:: Records to use

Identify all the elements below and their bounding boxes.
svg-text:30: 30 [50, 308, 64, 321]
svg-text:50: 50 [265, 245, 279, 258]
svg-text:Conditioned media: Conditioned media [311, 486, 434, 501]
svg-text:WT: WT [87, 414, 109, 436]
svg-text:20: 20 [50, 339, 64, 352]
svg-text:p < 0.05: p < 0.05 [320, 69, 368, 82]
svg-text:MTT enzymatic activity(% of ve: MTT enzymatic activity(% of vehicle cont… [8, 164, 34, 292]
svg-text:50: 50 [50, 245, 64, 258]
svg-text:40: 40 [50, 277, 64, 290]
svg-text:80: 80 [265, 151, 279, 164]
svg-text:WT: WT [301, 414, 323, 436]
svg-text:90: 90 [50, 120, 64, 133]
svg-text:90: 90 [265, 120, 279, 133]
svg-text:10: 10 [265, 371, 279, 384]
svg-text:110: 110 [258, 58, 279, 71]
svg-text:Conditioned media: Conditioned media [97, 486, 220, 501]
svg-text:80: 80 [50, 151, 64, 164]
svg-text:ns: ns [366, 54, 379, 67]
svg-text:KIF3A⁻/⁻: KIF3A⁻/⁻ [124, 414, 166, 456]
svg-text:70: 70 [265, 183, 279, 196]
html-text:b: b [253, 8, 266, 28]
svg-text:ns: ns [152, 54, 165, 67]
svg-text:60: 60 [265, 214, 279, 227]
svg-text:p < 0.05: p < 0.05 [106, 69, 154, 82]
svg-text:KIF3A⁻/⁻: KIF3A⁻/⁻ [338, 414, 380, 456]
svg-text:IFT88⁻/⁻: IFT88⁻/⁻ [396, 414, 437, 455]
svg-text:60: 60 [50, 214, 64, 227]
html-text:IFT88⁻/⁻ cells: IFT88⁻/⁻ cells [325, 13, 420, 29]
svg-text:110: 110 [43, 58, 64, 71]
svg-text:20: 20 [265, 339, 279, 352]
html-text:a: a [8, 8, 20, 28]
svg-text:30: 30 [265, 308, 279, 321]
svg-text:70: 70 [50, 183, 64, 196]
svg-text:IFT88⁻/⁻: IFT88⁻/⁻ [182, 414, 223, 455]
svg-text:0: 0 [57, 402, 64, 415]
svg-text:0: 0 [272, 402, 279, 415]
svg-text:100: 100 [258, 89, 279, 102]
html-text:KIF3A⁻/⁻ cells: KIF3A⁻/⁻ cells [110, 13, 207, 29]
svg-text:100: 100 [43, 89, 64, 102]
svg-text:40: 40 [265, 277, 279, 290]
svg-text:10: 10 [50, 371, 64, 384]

::::

**Aim of the task:**
Please give the data again in full, exactly as written.

**Expected answer:**
Identify all the elements below and their bounding boxes.
svg-text:30: 30 [50, 308, 64, 321]
svg-text:50: 50 [265, 245, 279, 258]
svg-text:Conditioned media: Conditioned media [311, 486, 434, 501]
svg-text:WT: WT [87, 414, 109, 436]
svg-text:20: 20 [50, 339, 64, 352]
svg-text:p < 0.05: p < 0.05 [320, 69, 368, 82]
svg-text:MTT enzymatic activity(% of ve: MTT enzymatic activity(% of vehicle cont… [8, 164, 34, 292]
svg-text:50: 50 [50, 245, 64, 258]
svg-text:40: 40 [50, 277, 64, 290]
svg-text:80: 80 [265, 151, 279, 164]
svg-text:WT: WT [301, 414, 323, 436]
svg-text:90: 90 [50, 120, 64, 133]
svg-text:90: 90 [265, 120, 279, 133]
svg-text:10: 10 [265, 371, 279, 384]
svg-text:110: 110 [258, 58, 279, 71]
svg-text:Conditioned media: Conditioned media [97, 486, 220, 501]
svg-text:80: 80 [50, 151, 64, 164]
svg-text:ns: ns [366, 54, 379, 67]
svg-text:KIF3A⁻/⁻: KIF3A⁻/⁻ [124, 414, 166, 456]
svg-text:70: 70 [265, 183, 279, 196]
html-text:b: b [253, 8, 266, 28]
svg-text:ns: ns [152, 54, 165, 67]
svg-text:60: 60 [265, 214, 279, 227]
svg-text:p < 0.05: p < 0.05 [106, 69, 154, 82]
svg-text:KIF3A⁻/⁻: KIF3A⁻/⁻ [338, 414, 380, 456]
svg-text:IFT88⁻/⁻: IFT88⁻/⁻ [396, 414, 437, 455]
svg-text:60: 60 [50, 214, 64, 227]
html-text:IFT88⁻/⁻ cells: IFT88⁻/⁻ cells [325, 13, 420, 29]
svg-text:110: 110 [43, 58, 64, 71]
svg-text:20: 20 [265, 339, 279, 352]
html-text:a: a [8, 8, 20, 28]
svg-text:30: 30 [265, 308, 279, 321]
svg-text:70: 70 [50, 183, 64, 196]
svg-text:IFT88⁻/⁻: IFT88⁻/⁻ [182, 414, 223, 455]
svg-text:0: 0 [57, 402, 64, 415]
svg-text:0: 0 [272, 402, 279, 415]
svg-text:100: 100 [258, 89, 279, 102]
html-text:KIF3A⁻/⁻ cells: KIF3A⁻/⁻ cells [110, 13, 207, 29]
svg-text:100: 100 [43, 89, 64, 102]
svg-text:40: 40 [265, 277, 279, 290]
svg-text:10: 10 [50, 371, 64, 384]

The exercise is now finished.